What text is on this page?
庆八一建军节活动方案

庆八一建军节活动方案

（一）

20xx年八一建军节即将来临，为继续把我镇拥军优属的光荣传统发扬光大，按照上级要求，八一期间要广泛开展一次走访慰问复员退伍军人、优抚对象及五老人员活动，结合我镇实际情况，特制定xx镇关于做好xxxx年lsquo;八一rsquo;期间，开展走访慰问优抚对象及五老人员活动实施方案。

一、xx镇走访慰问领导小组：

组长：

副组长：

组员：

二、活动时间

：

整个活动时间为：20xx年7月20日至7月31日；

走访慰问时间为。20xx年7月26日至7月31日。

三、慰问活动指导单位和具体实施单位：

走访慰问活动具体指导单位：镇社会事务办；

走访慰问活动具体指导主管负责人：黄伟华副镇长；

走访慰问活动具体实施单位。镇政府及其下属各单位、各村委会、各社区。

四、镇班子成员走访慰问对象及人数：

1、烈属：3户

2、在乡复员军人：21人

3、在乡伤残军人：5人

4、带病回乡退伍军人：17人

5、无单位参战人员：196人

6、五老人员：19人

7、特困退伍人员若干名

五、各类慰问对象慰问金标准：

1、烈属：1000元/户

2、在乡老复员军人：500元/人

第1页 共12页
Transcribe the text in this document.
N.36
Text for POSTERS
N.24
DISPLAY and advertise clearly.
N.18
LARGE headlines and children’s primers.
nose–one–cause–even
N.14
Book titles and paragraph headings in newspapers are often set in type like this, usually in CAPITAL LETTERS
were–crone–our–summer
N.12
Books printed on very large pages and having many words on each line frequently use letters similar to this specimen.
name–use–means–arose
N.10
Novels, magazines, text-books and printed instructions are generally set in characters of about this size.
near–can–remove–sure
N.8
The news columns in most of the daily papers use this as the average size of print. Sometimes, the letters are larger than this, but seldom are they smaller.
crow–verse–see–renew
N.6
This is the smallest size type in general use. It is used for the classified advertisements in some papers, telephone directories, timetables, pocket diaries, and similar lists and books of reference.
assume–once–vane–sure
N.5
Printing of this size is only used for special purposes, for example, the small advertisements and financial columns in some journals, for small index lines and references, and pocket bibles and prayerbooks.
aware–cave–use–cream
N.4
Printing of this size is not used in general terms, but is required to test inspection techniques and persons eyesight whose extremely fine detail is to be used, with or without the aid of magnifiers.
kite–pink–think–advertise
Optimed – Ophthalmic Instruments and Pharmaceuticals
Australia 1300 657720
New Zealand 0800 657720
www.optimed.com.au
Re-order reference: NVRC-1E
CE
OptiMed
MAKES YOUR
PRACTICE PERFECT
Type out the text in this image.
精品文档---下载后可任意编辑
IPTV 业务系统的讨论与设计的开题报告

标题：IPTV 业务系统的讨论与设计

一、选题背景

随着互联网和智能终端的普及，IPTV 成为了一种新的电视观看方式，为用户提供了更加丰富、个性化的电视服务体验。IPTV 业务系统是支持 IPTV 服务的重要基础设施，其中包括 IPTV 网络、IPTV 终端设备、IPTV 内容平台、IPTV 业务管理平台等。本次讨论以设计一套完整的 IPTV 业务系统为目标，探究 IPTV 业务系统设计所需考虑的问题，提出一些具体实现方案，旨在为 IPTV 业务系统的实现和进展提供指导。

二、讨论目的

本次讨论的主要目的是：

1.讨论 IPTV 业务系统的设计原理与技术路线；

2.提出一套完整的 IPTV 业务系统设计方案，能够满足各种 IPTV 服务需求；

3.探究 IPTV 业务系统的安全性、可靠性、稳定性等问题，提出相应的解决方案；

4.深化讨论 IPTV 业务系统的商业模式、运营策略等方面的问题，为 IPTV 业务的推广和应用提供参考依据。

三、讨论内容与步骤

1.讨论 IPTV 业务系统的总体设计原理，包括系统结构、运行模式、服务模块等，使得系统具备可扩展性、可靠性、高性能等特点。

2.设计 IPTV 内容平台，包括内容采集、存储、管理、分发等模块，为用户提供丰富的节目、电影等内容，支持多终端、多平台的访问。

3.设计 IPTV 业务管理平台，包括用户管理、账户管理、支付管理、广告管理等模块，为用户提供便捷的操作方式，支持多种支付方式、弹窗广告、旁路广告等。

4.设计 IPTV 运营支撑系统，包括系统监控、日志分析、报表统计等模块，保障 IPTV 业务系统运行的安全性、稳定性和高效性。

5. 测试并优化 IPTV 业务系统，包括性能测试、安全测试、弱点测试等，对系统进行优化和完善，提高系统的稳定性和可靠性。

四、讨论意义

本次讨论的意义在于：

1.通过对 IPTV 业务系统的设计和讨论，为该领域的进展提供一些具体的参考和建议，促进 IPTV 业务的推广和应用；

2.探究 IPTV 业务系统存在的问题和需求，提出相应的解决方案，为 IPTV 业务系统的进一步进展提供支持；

★ ★ ★ ★ ★ ★ ★

> _The request_:
Search the data for the string "printed" and copy each line where it appears.

> _Solution to this task_:
Books printed on very large pages and having many words on each line frequently use letters similar to this specimen.
Novels, magazines, text-books and printed instructions are generally set in characters of about this size.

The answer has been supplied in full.